▶ Extracted material:
--------------------------------

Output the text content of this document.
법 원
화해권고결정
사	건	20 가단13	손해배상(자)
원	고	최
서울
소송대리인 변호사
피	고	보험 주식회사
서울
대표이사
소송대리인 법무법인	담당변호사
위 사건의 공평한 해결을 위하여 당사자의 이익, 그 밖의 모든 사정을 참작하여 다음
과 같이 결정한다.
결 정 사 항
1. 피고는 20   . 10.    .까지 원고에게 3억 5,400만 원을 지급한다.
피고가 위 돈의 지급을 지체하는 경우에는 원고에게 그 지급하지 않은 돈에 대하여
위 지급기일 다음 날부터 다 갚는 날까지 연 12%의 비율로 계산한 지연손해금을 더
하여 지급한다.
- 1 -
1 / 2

--------------------------------

▶ What this task involves:
Copy each entry exactly, with nothing added or dropped.

▶ Full solution:
Output the text content of this document.
법 원
화해권고결정
사	건	20 가단13	손해배상(자)
원	고	최
서울
소송대리인 변호사
피	고	보험 주식회사
서울
대표이사
소송대리인 법무법인	담당변호사
위 사건의 공평한 해결을 위하여 당사자의 이익, 그 밖의 모든 사정을 참작하여 다음
과 같이 결정한다.
결 정 사 항
1. 피고는 20   . 10.    .까지 원고에게 3억 5,400만 원을 지급한다.
피고가 위 돈의 지급을 지체하는 경우에는 원고에게 그 지급하지 않은 돈에 대하여
위 지급기일 다음 날부터 다 갚는 날까지 연 12%의 비율로 계산한 지연손해금을 더
하여 지급한다.
- 1 -
1 / 2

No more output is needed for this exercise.